● Task objective:
Scan the entries below. List each line with "CALIBAR".

*** Records for processing ***

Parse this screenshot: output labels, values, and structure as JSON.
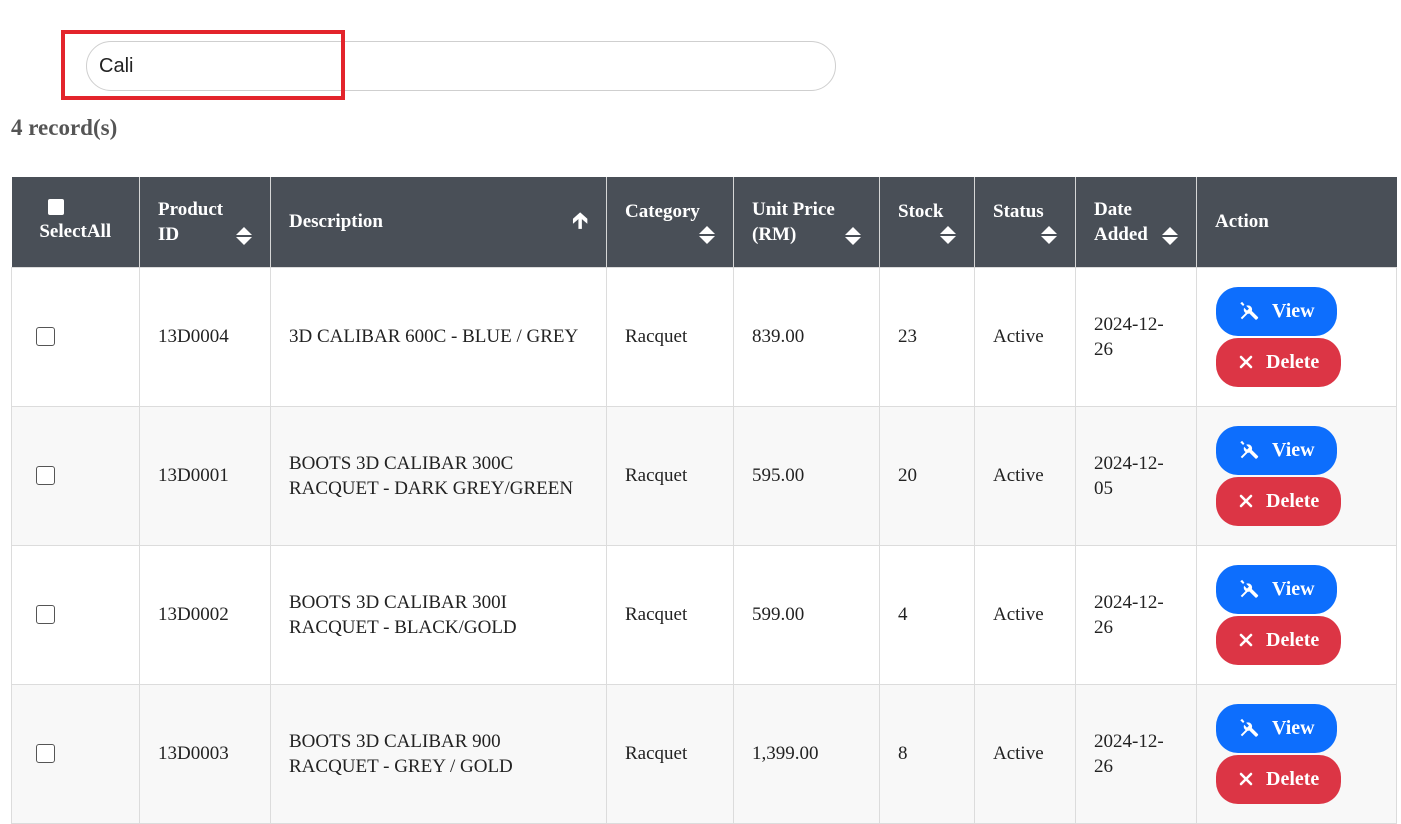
{
  "search": {
    "value": "Cali",
    "placeholder": ""
  },
  "summary": {
    "record_count": "4 record(s)"
  },
  "table": {
    "headers": {
      "select_all": "SelectAll",
      "product_id": "Product ID",
      "description": "Description",
      "category": "Category",
      "unit_price": "Unit Price (RM)",
      "stock": "Stock",
      "status": "Status",
      "date_added": "Date Added",
      "action": "Action"
    },
    "view_label": "View",
    "delete_label": "Delete",
    "rows": [
      {
        "product_id": "13D0004",
        "description": "3D CALIBAR 600C - BLUE / GREY",
        "category": "Racquet",
        "unit_price": "839.00",
        "stock": "23",
        "status": "Active",
        "date_added": "2024-12-26"
      },
      {
        "product_id": "13D0001",
        "description": "BOOTS 3D CALIBAR 300C RACQUET - DARK GREY/GREEN",
        "category": "Racquet",
        "unit_price": "595.00",
        "stock": "20",
        "status": "Active",
        "date_added": "2024-12-05"
      },
      {
        "product_id": "13D0002",
        "description": "BOOTS 3D CALIBAR 300I RACQUET - BLACK/GOLD",
        "category": "Racquet",
        "unit_price": "599.00",
        "stock": "4",
        "status": "Active",
        "date_added": "2024-12-26"
      },
      {
        "product_id": "13D0003",
        "description": "BOOTS 3D CALIBAR 900 RACQUET - GREY / GOLD",
        "category": "Racquet",
        "unit_price": "1,399.00",
        "stock": "8",
        "status": "Active",
        "date_added": "2024-12-26"
      }
    ]
  },
  "colors": {
    "header_bg": "#494f57",
    "view_button": "#0d6efd",
    "delete_button": "#dc3545",
    "highlight": "#e3242b"
  },
  "icons": {
    "view": "tools-icon",
    "delete": "x-icon",
    "sort": "sort-icon",
    "sorted_asc": "arrow-up-icon"
  }
}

***

● Result:
        "description": "3D CALIBAR 600C - BLUE / GREY",
        "description": "BOOTS 3D CALIBAR 300C RACQUET - DARK GREY/GREEN",
        "description": "BOOTS 3D CALIBAR 300I RACQUET - BLACK/GOLD",
        "description": "BOOTS 3D CALIBAR 900 RACQUET - GREY / GOLD",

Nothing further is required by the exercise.